===== Data =====

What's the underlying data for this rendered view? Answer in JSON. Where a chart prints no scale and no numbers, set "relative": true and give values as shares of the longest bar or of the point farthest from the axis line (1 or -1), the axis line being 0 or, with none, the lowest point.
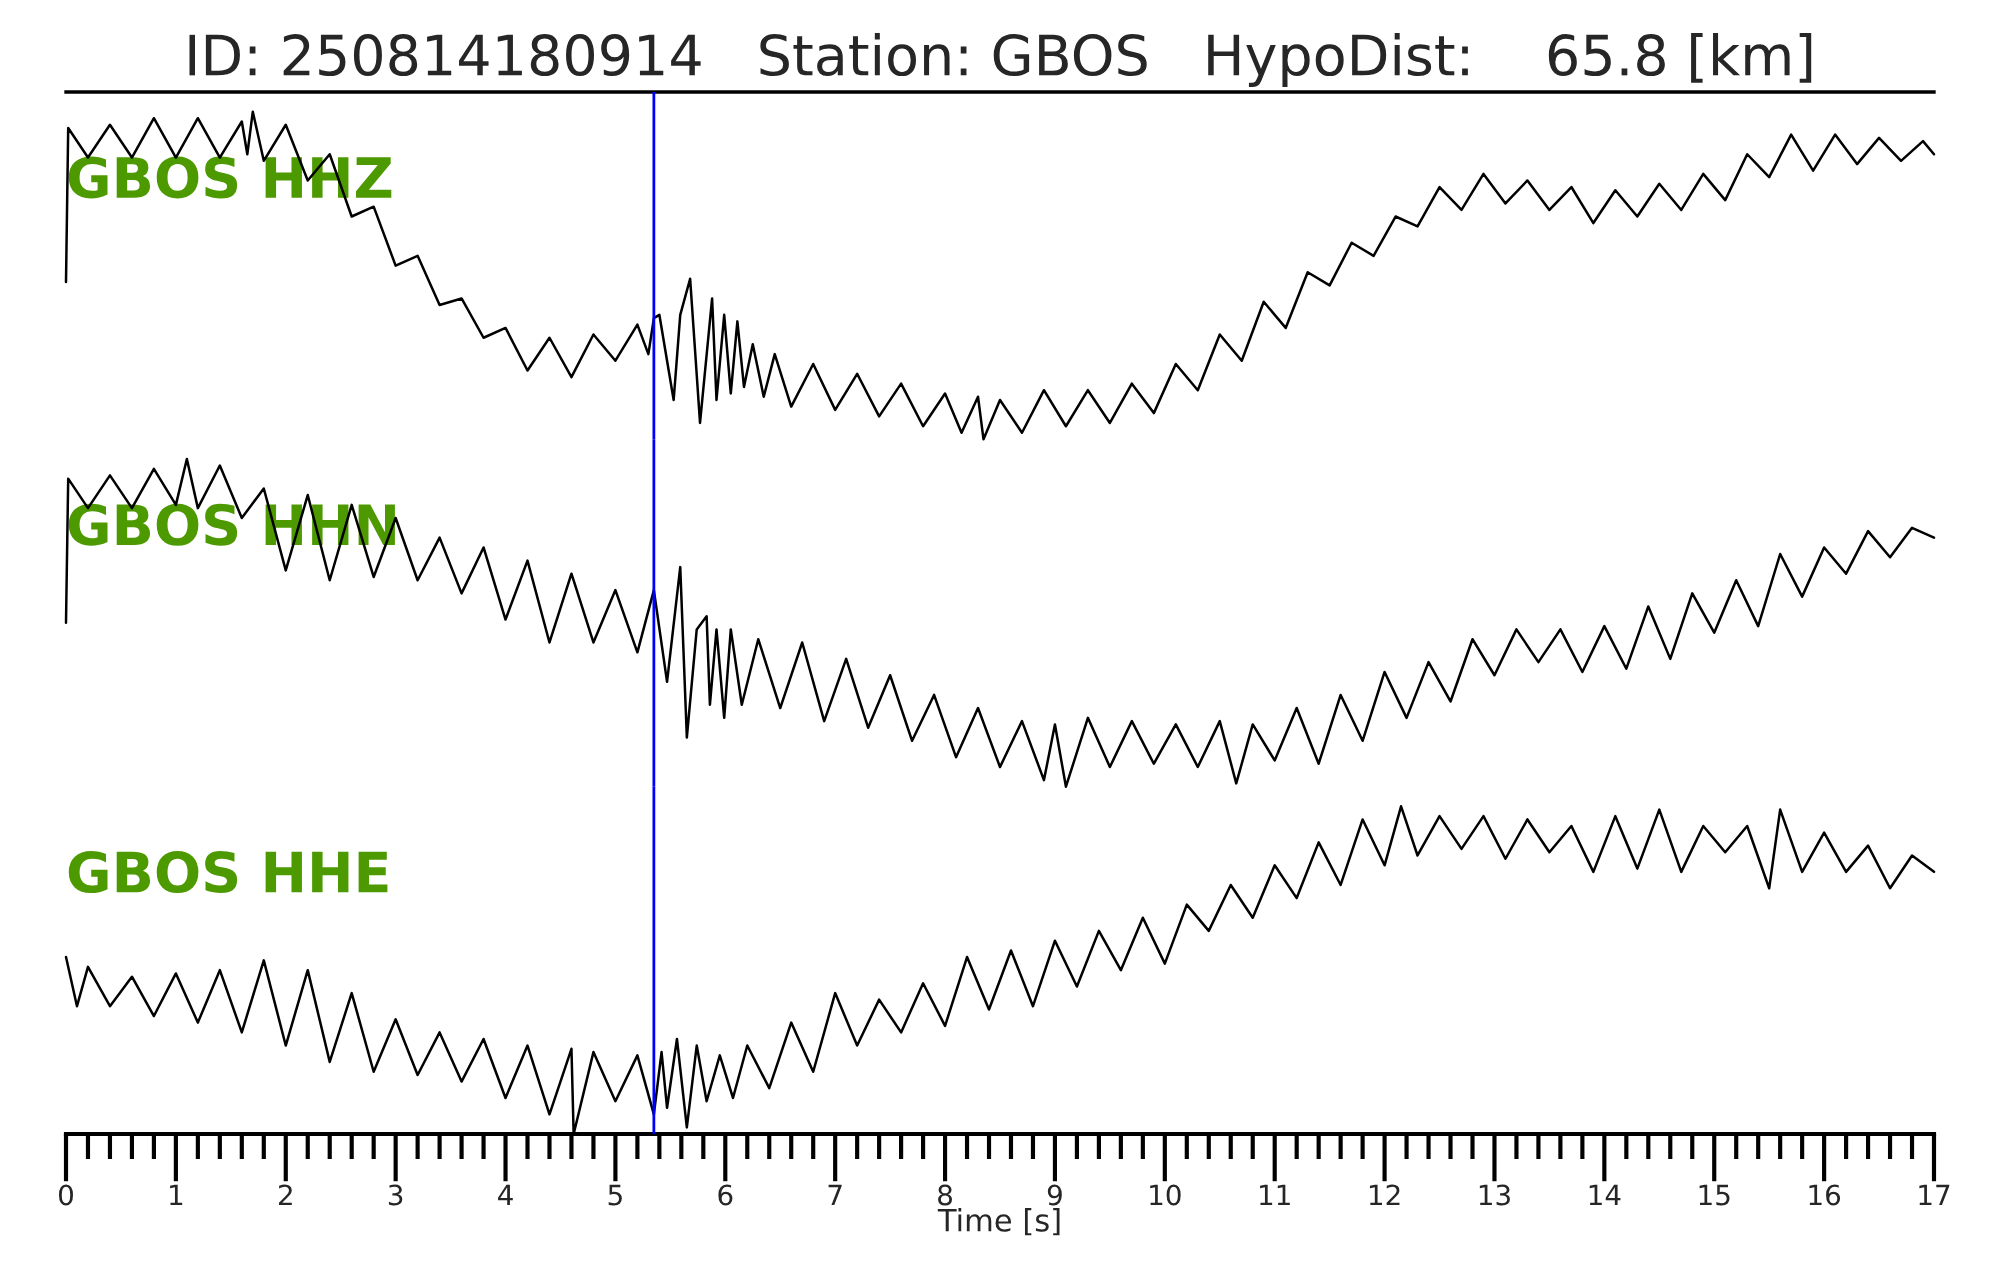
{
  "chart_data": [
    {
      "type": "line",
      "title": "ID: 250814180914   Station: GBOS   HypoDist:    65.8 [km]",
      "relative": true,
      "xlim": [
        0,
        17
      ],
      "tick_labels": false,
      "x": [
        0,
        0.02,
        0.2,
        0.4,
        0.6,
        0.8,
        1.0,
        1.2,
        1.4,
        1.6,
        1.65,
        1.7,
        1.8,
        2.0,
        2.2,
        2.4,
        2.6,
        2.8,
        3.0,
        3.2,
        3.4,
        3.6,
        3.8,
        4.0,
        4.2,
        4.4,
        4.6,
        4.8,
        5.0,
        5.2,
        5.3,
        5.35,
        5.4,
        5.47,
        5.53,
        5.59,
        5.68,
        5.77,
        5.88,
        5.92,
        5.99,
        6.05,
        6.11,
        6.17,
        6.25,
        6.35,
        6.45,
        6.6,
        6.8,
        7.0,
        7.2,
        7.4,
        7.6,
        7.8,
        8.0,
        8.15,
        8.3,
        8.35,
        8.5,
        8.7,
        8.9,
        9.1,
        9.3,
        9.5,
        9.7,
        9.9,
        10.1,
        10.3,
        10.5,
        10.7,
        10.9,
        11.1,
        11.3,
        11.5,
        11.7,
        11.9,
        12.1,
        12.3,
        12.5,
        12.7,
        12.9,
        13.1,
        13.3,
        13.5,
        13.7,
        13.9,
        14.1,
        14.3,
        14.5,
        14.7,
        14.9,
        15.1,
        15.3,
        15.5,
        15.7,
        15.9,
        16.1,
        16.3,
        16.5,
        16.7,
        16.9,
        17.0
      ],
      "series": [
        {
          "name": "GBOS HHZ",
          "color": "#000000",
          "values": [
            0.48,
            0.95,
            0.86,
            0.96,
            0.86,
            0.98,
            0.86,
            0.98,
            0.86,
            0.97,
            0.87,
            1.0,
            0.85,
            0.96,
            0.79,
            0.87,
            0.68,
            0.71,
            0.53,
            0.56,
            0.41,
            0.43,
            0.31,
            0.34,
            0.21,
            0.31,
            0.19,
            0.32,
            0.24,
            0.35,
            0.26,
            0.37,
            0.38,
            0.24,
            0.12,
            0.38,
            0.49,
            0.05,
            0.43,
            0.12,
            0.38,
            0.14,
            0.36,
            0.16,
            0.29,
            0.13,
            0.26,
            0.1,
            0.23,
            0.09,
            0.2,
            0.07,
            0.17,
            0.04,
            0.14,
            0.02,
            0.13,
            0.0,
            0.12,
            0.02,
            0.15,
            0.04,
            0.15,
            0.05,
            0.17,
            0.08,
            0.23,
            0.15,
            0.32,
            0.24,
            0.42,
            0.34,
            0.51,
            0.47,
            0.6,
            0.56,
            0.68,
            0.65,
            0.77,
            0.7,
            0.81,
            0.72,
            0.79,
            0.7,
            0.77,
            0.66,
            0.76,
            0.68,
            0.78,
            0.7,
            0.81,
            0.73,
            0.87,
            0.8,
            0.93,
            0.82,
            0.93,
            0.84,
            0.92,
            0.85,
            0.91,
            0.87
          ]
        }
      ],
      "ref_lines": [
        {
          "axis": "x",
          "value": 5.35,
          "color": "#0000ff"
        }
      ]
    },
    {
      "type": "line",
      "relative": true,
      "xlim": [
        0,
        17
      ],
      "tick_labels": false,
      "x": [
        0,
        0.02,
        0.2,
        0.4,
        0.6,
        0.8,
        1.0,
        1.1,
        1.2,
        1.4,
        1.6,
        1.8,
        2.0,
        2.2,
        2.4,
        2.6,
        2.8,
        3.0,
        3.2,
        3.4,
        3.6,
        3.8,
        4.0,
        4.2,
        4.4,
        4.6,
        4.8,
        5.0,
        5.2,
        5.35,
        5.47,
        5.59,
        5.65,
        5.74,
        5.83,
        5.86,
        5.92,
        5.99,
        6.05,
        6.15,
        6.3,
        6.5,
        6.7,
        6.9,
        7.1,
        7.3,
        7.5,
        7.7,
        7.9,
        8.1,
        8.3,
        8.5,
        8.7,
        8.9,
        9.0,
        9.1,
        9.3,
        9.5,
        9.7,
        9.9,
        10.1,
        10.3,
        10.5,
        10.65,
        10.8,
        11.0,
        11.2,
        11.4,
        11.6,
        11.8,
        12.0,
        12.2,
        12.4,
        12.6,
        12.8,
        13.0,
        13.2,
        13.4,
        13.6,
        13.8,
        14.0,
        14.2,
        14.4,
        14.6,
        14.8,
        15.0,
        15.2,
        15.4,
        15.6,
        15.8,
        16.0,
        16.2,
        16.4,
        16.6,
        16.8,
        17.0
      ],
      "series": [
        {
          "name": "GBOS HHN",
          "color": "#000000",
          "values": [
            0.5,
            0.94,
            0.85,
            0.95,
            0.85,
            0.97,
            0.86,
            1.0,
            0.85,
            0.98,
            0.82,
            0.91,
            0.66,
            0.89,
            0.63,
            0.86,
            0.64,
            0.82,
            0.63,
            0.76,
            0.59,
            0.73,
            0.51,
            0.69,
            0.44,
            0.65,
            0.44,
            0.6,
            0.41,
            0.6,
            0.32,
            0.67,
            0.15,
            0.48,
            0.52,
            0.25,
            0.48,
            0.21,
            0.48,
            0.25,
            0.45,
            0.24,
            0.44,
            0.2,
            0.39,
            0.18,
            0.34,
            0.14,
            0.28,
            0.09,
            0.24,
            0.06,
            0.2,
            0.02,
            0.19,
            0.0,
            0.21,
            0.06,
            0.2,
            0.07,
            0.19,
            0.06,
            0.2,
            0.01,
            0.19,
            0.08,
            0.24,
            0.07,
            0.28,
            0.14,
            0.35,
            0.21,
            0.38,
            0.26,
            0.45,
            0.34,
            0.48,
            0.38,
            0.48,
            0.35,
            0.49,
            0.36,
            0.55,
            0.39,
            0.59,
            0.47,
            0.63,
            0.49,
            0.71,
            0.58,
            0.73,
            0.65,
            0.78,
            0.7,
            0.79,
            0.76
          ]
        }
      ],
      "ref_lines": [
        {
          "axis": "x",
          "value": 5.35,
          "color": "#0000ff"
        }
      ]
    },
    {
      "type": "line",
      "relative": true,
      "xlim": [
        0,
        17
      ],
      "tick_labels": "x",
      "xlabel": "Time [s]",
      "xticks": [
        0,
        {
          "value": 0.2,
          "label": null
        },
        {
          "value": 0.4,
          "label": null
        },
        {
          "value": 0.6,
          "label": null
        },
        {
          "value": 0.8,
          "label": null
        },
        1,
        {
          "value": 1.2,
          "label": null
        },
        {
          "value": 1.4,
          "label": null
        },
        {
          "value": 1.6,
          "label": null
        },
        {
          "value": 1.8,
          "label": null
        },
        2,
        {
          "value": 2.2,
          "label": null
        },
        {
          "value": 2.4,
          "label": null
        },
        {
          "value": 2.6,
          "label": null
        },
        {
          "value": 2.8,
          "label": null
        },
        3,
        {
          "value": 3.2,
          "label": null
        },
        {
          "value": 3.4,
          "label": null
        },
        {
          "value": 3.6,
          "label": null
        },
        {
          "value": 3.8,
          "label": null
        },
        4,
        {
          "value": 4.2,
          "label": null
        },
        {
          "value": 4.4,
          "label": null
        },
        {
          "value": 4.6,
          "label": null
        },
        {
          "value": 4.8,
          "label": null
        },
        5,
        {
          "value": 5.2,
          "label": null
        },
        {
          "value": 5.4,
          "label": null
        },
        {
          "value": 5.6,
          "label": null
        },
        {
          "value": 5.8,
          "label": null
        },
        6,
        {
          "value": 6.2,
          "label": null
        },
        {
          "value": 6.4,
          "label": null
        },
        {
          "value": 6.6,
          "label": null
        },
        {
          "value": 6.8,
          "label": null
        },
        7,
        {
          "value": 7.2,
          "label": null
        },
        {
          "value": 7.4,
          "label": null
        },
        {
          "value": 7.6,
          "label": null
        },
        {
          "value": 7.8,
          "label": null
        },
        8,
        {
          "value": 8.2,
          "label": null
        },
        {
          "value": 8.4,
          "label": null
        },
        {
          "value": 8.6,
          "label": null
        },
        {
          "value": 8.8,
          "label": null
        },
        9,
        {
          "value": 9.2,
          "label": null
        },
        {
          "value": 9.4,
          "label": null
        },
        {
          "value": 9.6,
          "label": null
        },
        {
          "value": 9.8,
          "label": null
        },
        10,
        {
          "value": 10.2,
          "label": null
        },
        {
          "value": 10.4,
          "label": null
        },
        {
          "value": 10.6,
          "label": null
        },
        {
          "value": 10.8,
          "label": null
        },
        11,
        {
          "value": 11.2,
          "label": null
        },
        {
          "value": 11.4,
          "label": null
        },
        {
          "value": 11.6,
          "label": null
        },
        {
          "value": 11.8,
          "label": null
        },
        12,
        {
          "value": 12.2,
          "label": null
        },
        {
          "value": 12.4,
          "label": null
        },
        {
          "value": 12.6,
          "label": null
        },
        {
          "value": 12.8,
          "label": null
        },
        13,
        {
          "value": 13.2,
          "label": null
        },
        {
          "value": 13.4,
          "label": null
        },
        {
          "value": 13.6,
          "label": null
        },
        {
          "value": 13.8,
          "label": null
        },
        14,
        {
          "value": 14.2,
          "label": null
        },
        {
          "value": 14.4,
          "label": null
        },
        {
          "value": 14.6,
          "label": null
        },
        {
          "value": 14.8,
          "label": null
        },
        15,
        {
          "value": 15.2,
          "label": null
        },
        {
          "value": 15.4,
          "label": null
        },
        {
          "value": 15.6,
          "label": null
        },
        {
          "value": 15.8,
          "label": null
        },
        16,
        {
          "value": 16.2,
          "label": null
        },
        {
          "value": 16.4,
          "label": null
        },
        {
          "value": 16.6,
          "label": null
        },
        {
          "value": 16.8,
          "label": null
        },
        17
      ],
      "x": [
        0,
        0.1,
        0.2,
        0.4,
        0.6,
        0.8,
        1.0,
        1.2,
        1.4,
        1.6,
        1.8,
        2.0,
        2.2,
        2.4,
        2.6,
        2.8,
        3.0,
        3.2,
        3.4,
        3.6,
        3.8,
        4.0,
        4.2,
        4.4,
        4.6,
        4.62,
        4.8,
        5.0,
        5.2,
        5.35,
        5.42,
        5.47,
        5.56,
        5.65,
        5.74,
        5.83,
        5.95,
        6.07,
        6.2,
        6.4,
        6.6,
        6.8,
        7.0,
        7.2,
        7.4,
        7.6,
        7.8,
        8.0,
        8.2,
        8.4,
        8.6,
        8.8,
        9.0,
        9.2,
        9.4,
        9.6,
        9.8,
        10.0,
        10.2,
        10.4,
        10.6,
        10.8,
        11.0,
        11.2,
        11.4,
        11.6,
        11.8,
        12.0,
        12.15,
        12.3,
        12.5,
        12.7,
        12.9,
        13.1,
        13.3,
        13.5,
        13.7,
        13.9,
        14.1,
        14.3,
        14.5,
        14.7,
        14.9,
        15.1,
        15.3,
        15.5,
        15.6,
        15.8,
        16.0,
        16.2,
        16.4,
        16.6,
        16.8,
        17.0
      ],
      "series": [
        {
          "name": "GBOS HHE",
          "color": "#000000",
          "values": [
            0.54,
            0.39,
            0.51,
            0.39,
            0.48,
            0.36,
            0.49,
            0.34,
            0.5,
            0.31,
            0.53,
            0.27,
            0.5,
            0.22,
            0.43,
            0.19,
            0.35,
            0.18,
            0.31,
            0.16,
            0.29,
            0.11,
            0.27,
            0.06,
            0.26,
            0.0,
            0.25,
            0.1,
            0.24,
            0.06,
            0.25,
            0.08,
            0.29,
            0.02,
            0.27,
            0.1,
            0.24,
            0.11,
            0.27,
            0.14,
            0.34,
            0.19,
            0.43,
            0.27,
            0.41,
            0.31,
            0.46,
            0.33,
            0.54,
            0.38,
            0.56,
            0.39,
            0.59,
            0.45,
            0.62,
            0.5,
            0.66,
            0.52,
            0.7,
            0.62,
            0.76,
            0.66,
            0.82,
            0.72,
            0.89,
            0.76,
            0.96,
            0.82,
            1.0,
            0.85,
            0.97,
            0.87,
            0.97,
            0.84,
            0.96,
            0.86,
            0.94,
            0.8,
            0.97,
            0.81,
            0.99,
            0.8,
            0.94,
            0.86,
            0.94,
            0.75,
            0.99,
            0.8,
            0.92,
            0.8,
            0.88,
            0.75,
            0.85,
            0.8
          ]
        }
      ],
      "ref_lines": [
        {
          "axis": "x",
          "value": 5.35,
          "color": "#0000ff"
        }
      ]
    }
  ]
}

=====

## Stated task
Looking at the listing above, count the lines that contain "GBOS" and give nothing but the number.

## Response to the exercise
4